## PROBLEM TO WORK ON
Find the word "ylabel" in the data. Return every line where it appears.

*** GIVEN INFORMATION ***

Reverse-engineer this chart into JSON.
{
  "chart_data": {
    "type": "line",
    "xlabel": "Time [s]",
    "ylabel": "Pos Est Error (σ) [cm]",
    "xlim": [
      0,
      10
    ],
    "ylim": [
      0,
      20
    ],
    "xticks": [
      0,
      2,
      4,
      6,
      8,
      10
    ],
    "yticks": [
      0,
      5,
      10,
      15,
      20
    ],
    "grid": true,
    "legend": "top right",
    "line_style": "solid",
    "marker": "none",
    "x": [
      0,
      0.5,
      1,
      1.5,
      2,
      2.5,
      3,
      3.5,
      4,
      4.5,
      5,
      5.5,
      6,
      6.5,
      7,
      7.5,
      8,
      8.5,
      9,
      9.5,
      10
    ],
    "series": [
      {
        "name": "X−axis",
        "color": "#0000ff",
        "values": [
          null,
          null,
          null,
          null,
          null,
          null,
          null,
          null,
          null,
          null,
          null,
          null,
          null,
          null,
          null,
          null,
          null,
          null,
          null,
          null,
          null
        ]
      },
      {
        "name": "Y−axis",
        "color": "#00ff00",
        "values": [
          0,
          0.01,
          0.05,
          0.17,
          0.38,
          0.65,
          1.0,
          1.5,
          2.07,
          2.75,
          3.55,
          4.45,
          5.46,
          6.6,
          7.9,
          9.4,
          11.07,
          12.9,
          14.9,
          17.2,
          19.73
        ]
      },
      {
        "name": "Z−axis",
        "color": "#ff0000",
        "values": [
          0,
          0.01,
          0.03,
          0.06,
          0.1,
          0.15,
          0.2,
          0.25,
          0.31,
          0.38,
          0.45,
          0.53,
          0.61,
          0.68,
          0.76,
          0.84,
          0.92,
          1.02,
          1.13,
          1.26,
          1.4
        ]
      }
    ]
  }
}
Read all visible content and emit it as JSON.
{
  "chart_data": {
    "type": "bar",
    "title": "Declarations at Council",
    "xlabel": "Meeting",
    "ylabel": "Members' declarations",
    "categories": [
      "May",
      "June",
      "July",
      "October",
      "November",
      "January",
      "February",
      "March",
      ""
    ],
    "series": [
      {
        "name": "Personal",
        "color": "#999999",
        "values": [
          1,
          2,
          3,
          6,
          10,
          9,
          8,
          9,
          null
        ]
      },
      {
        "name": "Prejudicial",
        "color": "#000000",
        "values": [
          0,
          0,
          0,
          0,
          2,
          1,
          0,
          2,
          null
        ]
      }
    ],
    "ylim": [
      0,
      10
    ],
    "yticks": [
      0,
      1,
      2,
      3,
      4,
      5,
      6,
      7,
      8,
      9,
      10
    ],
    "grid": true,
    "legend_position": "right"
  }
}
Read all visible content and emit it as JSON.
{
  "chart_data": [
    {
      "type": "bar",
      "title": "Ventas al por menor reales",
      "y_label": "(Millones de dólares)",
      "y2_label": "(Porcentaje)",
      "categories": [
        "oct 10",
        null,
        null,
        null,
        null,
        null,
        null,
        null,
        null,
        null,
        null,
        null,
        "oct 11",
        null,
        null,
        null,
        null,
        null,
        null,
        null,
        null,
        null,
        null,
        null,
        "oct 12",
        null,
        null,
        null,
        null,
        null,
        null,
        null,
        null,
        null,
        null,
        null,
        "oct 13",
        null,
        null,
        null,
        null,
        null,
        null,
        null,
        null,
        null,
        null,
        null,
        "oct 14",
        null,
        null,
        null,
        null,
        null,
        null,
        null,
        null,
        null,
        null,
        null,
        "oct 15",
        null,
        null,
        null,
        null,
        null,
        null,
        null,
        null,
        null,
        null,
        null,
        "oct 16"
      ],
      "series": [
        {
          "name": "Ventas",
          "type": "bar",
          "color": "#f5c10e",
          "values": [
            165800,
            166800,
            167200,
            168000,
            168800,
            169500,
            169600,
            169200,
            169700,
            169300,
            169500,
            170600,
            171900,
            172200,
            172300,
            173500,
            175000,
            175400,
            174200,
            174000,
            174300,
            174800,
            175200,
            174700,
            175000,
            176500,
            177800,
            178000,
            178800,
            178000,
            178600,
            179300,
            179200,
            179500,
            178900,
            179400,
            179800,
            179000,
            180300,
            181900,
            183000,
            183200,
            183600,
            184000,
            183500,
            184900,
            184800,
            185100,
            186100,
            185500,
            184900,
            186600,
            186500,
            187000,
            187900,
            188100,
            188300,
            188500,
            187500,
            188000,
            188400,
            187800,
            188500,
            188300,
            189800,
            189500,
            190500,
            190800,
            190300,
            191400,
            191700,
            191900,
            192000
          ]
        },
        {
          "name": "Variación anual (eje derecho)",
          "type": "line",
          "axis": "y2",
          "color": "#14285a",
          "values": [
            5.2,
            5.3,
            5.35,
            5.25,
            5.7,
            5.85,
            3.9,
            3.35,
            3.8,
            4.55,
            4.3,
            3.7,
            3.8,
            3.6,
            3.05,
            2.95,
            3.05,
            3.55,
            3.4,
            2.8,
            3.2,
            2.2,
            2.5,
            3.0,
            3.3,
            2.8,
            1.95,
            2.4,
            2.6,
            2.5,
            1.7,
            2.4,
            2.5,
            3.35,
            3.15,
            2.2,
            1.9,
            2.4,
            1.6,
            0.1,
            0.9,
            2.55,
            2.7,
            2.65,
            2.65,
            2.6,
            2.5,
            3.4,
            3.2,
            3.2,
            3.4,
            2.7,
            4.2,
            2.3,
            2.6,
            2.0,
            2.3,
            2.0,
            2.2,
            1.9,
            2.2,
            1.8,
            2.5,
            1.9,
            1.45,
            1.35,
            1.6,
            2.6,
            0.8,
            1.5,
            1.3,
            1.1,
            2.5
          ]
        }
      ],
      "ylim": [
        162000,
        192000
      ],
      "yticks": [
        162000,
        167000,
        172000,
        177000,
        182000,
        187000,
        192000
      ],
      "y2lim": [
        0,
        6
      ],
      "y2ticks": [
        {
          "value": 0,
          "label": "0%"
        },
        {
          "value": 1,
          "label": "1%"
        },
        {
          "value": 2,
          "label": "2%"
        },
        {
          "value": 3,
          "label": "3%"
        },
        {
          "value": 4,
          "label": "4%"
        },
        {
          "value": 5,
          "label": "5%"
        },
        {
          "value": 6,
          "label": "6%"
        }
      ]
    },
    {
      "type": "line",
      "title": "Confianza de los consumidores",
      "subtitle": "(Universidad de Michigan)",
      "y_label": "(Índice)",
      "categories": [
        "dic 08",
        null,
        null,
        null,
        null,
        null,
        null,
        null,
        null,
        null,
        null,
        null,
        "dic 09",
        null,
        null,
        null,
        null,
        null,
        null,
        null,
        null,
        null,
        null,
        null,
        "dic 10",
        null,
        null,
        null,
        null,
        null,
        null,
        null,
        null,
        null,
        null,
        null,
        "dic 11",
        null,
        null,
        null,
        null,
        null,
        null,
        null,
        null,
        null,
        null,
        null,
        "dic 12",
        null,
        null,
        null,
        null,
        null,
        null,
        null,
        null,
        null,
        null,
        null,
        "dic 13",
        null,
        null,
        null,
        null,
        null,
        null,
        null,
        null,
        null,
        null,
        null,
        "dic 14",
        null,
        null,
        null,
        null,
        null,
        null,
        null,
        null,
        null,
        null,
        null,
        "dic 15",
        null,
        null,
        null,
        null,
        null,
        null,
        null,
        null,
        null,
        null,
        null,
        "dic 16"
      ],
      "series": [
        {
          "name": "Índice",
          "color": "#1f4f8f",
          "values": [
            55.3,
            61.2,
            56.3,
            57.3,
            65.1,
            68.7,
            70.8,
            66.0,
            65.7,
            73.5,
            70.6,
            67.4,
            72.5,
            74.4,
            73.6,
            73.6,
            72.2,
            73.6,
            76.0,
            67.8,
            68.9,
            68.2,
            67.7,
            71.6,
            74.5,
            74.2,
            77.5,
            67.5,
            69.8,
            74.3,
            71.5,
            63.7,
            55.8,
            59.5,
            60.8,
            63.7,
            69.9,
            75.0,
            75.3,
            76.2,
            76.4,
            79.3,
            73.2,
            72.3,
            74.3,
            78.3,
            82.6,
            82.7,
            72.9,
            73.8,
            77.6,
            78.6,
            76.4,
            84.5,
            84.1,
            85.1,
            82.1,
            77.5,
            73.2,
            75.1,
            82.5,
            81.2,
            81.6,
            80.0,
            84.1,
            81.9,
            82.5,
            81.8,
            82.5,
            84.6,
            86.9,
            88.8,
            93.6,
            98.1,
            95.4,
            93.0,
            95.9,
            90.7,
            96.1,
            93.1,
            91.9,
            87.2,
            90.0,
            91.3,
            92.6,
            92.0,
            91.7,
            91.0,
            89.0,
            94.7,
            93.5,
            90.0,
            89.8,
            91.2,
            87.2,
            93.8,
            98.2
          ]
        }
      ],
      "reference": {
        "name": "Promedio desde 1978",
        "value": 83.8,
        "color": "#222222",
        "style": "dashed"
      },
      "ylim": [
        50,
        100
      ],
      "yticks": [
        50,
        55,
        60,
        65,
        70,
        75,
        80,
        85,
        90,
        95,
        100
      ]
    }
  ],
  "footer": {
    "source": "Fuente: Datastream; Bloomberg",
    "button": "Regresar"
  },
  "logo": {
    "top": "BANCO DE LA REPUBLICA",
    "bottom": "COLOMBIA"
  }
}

***

## RESULT
    "ylabel": "Pos Est Error (σ) [cm]",
    "ylabel": "Members' declarations",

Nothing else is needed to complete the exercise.